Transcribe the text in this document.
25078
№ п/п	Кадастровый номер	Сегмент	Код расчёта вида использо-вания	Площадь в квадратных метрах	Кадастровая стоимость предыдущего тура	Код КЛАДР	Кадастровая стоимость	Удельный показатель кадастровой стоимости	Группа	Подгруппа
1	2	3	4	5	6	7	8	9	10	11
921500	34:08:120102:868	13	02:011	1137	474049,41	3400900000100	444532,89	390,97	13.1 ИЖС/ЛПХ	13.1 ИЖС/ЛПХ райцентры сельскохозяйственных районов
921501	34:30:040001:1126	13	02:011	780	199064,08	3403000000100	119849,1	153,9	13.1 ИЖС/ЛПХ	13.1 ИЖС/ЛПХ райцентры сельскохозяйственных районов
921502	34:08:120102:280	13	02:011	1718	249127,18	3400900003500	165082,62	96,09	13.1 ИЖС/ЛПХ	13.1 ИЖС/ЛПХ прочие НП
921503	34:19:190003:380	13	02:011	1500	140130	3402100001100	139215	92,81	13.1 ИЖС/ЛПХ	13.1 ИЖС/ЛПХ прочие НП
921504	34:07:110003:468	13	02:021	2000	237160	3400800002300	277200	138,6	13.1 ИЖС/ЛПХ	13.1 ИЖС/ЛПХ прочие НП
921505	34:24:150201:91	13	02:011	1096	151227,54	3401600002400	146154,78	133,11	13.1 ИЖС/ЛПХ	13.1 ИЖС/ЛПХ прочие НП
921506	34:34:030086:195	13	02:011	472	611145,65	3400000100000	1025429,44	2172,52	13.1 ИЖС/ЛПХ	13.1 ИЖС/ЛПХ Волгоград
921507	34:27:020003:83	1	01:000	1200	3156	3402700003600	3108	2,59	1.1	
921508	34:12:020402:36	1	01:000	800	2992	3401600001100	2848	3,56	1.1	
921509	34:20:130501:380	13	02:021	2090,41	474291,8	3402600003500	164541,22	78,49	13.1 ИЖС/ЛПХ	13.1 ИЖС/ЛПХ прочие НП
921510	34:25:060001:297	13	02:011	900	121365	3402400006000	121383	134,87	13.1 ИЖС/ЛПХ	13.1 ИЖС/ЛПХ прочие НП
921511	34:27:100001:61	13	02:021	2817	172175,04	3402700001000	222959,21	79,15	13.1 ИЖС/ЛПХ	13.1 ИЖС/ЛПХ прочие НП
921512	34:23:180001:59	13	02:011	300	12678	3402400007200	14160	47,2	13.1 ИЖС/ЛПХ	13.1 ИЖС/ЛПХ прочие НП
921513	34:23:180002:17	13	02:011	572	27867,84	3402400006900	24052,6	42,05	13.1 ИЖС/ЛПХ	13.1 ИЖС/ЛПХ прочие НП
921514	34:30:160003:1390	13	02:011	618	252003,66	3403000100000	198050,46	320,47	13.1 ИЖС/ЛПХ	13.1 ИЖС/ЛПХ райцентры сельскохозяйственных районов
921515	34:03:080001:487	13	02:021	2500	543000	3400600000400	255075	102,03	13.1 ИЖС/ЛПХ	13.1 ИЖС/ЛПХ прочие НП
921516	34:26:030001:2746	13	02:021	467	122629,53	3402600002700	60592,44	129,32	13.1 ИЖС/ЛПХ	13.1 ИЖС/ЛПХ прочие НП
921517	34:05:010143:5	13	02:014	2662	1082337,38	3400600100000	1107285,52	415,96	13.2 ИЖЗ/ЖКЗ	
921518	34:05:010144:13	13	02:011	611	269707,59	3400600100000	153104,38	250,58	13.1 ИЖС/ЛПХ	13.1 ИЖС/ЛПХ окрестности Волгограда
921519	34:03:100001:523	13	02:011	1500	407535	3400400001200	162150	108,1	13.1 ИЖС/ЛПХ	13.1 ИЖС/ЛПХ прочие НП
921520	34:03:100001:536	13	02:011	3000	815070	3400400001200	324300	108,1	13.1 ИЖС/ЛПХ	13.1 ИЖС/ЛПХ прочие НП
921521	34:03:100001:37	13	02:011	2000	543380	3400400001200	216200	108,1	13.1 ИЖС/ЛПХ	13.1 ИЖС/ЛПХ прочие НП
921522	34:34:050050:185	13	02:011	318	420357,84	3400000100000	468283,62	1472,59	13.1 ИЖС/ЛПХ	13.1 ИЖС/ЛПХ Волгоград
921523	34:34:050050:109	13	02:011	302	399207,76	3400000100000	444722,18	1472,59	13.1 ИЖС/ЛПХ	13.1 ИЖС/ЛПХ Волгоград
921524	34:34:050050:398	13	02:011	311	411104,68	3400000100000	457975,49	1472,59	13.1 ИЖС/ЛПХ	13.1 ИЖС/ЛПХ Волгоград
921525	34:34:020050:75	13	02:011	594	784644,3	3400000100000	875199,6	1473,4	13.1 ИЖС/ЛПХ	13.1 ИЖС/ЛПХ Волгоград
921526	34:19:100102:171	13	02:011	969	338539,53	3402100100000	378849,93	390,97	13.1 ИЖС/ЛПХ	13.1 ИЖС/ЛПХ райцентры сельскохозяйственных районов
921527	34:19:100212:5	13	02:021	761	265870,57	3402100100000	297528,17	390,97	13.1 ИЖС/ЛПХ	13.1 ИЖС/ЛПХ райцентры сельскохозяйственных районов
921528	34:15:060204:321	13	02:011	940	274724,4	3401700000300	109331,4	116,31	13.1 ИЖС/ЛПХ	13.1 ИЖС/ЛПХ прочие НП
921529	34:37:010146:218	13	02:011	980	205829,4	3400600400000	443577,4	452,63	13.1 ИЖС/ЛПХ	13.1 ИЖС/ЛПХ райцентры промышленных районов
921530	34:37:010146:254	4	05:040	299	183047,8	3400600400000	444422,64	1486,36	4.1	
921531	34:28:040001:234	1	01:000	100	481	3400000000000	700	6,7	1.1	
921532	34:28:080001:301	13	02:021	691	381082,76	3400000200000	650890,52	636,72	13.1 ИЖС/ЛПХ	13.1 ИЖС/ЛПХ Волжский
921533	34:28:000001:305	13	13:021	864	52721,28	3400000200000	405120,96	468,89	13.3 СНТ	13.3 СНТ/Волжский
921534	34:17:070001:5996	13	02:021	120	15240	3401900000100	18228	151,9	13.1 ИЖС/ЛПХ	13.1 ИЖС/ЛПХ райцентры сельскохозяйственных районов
**********
» **Task prompt**
Tally the lines above containing "Волжский". Answer with the count only.

» **Solution to this exercise**
2